Exercise task: Give only the number of lines where "calculations" occurs.

▬▬▬▬▬▬▬▬▬▬

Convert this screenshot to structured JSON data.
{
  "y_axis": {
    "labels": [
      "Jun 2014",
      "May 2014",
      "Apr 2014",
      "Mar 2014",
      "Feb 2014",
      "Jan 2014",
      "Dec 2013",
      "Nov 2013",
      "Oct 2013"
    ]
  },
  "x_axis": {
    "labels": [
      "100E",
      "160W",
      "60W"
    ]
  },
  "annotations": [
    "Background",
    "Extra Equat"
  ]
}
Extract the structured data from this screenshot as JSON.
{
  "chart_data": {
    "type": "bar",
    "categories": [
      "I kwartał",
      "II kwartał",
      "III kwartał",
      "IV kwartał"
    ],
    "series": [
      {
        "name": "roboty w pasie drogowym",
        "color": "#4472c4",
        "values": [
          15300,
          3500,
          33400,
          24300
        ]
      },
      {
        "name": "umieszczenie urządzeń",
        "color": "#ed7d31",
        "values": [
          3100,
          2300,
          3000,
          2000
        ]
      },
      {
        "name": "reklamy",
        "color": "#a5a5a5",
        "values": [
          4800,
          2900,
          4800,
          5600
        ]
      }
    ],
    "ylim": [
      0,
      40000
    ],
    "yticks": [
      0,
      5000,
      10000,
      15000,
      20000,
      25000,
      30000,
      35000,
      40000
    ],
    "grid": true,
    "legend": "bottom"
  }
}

▬▬▬▬▬▬▬▬▬▬

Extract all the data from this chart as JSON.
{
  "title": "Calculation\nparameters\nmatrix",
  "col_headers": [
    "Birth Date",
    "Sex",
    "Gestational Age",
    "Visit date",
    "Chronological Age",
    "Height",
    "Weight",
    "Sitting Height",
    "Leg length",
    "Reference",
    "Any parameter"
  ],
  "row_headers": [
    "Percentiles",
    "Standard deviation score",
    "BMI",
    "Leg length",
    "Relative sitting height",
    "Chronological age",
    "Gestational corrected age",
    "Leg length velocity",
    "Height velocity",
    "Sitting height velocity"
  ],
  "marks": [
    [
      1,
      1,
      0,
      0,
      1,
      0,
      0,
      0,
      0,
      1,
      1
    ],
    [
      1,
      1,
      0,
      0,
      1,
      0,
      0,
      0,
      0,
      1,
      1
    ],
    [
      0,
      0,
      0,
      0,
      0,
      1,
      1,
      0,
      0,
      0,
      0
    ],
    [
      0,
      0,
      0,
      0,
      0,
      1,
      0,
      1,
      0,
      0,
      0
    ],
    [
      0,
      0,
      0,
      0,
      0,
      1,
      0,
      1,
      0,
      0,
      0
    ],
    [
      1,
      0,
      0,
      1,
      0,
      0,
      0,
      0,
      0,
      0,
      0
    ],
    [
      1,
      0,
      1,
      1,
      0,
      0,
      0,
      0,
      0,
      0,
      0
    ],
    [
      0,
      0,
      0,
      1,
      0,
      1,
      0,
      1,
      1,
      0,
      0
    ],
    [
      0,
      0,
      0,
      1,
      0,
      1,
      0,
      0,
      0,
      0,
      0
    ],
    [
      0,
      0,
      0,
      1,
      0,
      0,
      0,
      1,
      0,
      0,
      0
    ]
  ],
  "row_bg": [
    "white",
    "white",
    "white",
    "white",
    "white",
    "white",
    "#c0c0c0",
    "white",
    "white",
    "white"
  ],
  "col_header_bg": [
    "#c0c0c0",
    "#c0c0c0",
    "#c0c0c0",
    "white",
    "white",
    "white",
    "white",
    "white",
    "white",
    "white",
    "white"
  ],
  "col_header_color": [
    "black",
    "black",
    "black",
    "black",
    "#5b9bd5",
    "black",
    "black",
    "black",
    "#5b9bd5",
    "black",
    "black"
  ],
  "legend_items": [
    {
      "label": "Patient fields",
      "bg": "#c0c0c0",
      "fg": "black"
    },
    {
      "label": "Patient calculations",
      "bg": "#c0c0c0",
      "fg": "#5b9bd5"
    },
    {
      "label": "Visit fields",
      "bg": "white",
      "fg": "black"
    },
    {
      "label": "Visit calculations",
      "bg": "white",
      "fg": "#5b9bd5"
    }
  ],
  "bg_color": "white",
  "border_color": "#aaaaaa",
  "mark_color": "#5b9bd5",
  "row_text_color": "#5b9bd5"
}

▬▬▬▬▬▬▬▬▬▬

Result of this exercise: 2